DIRECTIONS FOR THIS TASK: Find each line containing the string "Petal". Copy it.

------ ENTRIES SHOWN ------

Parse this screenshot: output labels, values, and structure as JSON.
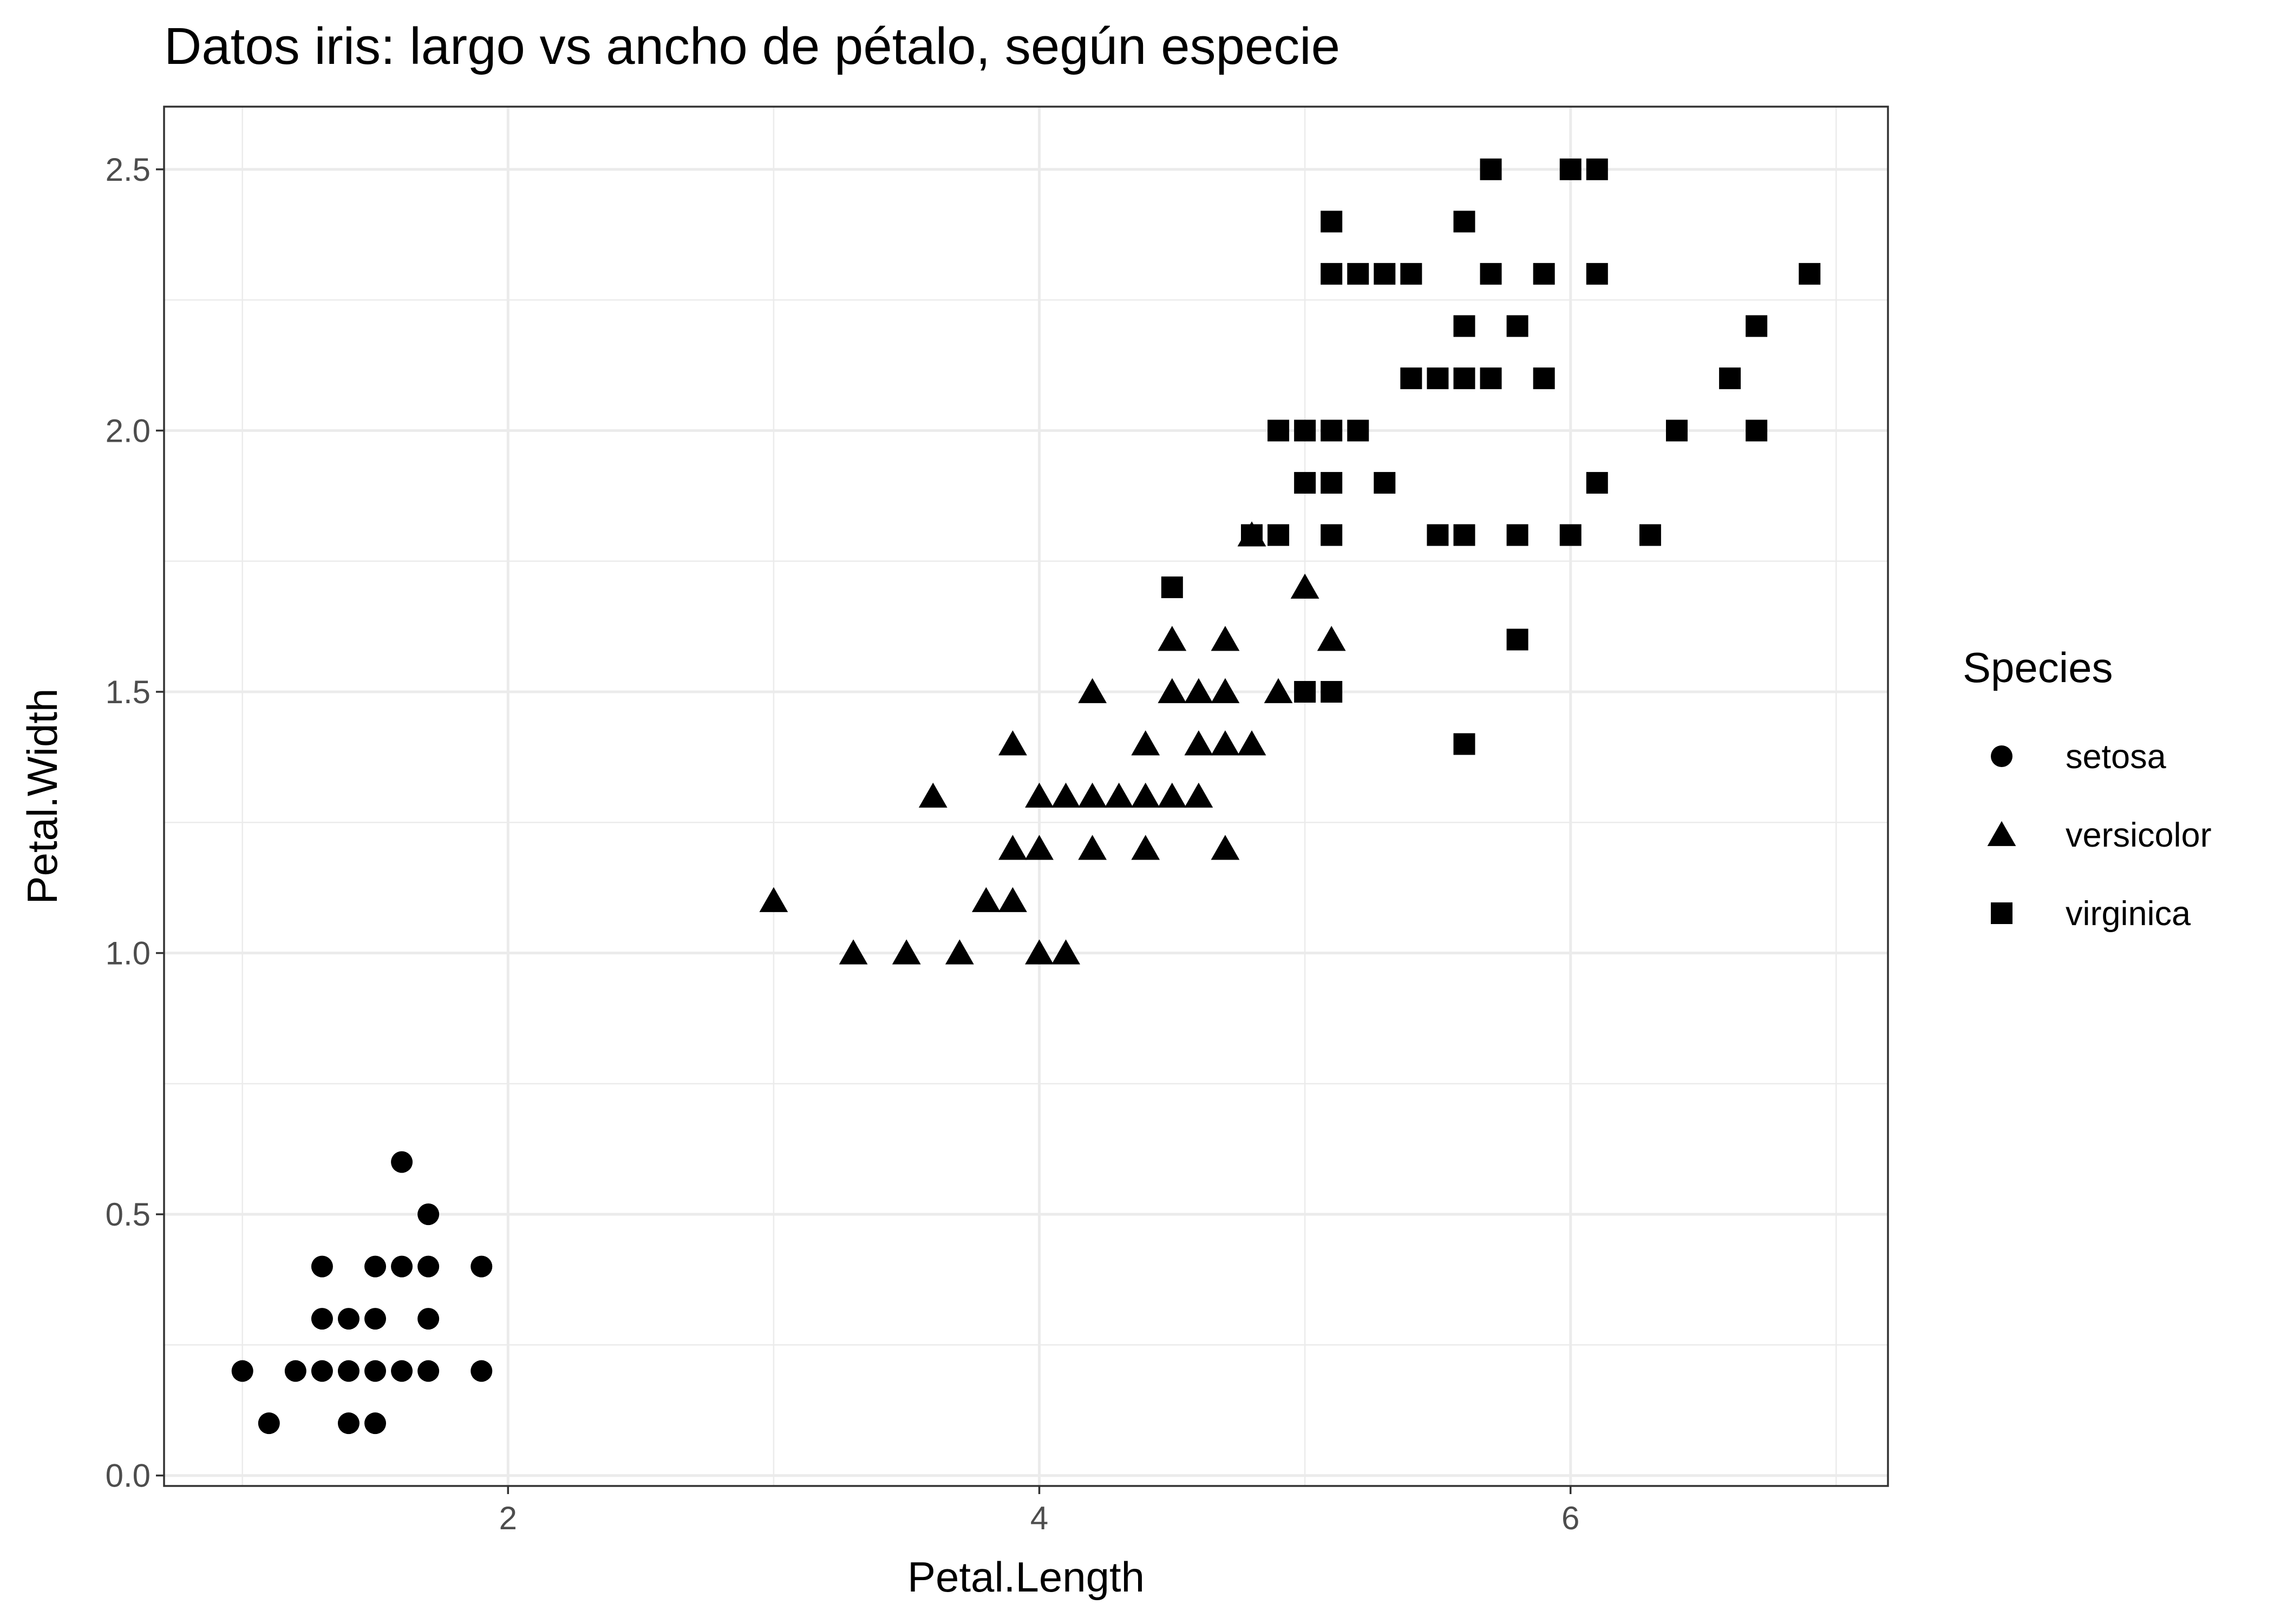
{
  "chart_data": {
    "type": "scatter",
    "title": "Datos iris: largo vs ancho de pétalo, según especie",
    "xlabel": "Petal.Length",
    "ylabel": "Petal.Width",
    "xlim": [
      0.705,
      7.195
    ],
    "ylim": [
      -0.02,
      2.62
    ],
    "xticks": [
      2,
      4,
      6
    ],
    "yticks": [
      0.0,
      0.5,
      1.0,
      1.5,
      2.0,
      2.5
    ],
    "ytick_labels": [
      "0.0",
      "0.5",
      "1.0",
      "1.5",
      "2.0",
      "2.5"
    ],
    "grid": true,
    "legend": {
      "title": "Species",
      "position": "right"
    },
    "series": [
      {
        "name": "setosa",
        "marker": "circle",
        "color": "#000000",
        "points": [
          [
            1.0,
            0.2
          ],
          [
            1.1,
            0.1
          ],
          [
            1.2,
            0.2
          ],
          [
            1.3,
            0.2
          ],
          [
            1.3,
            0.3
          ],
          [
            1.3,
            0.4
          ],
          [
            1.4,
            0.1
          ],
          [
            1.4,
            0.2
          ],
          [
            1.4,
            0.3
          ],
          [
            1.5,
            0.1
          ],
          [
            1.5,
            0.2
          ],
          [
            1.5,
            0.3
          ],
          [
            1.5,
            0.4
          ],
          [
            1.6,
            0.2
          ],
          [
            1.6,
            0.4
          ],
          [
            1.6,
            0.6
          ],
          [
            1.7,
            0.2
          ],
          [
            1.7,
            0.3
          ],
          [
            1.7,
            0.4
          ],
          [
            1.7,
            0.5
          ],
          [
            1.9,
            0.2
          ],
          [
            1.9,
            0.4
          ]
        ]
      },
      {
        "name": "versicolor",
        "marker": "triangle",
        "color": "#000000",
        "points": [
          [
            3.0,
            1.1
          ],
          [
            3.3,
            1.0
          ],
          [
            3.5,
            1.0
          ],
          [
            3.6,
            1.3
          ],
          [
            3.7,
            1.0
          ],
          [
            3.8,
            1.1
          ],
          [
            3.9,
            1.1
          ],
          [
            3.9,
            1.2
          ],
          [
            3.9,
            1.4
          ],
          [
            4.0,
            1.0
          ],
          [
            4.0,
            1.2
          ],
          [
            4.0,
            1.3
          ],
          [
            4.1,
            1.0
          ],
          [
            4.1,
            1.3
          ],
          [
            4.2,
            1.2
          ],
          [
            4.2,
            1.3
          ],
          [
            4.2,
            1.5
          ],
          [
            4.3,
            1.3
          ],
          [
            4.4,
            1.2
          ],
          [
            4.4,
            1.3
          ],
          [
            4.4,
            1.4
          ],
          [
            4.5,
            1.3
          ],
          [
            4.5,
            1.5
          ],
          [
            4.5,
            1.6
          ],
          [
            4.6,
            1.3
          ],
          [
            4.6,
            1.4
          ],
          [
            4.6,
            1.5
          ],
          [
            4.7,
            1.2
          ],
          [
            4.7,
            1.4
          ],
          [
            4.7,
            1.5
          ],
          [
            4.7,
            1.6
          ],
          [
            4.8,
            1.4
          ],
          [
            4.8,
            1.8
          ],
          [
            4.9,
            1.5
          ],
          [
            5.0,
            1.7
          ],
          [
            5.1,
            1.6
          ]
        ]
      },
      {
        "name": "virginica",
        "marker": "square",
        "color": "#000000",
        "points": [
          [
            4.5,
            1.7
          ],
          [
            4.8,
            1.8
          ],
          [
            4.9,
            1.8
          ],
          [
            4.9,
            2.0
          ],
          [
            5.0,
            1.5
          ],
          [
            5.0,
            1.9
          ],
          [
            5.0,
            2.0
          ],
          [
            5.1,
            1.5
          ],
          [
            5.1,
            1.8
          ],
          [
            5.1,
            1.9
          ],
          [
            5.1,
            2.0
          ],
          [
            5.1,
            2.3
          ],
          [
            5.1,
            2.4
          ],
          [
            5.2,
            2.0
          ],
          [
            5.2,
            2.3
          ],
          [
            5.3,
            1.9
          ],
          [
            5.3,
            2.3
          ],
          [
            5.4,
            2.1
          ],
          [
            5.4,
            2.3
          ],
          [
            5.5,
            1.8
          ],
          [
            5.5,
            2.1
          ],
          [
            5.6,
            1.4
          ],
          [
            5.6,
            1.8
          ],
          [
            5.6,
            2.1
          ],
          [
            5.6,
            2.2
          ],
          [
            5.6,
            2.4
          ],
          [
            5.7,
            2.1
          ],
          [
            5.7,
            2.3
          ],
          [
            5.7,
            2.5
          ],
          [
            5.8,
            1.6
          ],
          [
            5.8,
            1.8
          ],
          [
            5.8,
            2.2
          ],
          [
            5.9,
            2.1
          ],
          [
            5.9,
            2.3
          ],
          [
            6.0,
            1.8
          ],
          [
            6.0,
            2.5
          ],
          [
            6.1,
            1.9
          ],
          [
            6.1,
            2.3
          ],
          [
            6.1,
            2.5
          ],
          [
            6.3,
            1.8
          ],
          [
            6.4,
            2.0
          ],
          [
            6.6,
            2.1
          ],
          [
            6.7,
            2.0
          ],
          [
            6.7,
            2.2
          ],
          [
            6.9,
            2.3
          ]
        ]
      }
    ]
  }
}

------

TASK ANSWER:
    "xlabel": "Petal.Length",
    "ylabel": "Petal.Width",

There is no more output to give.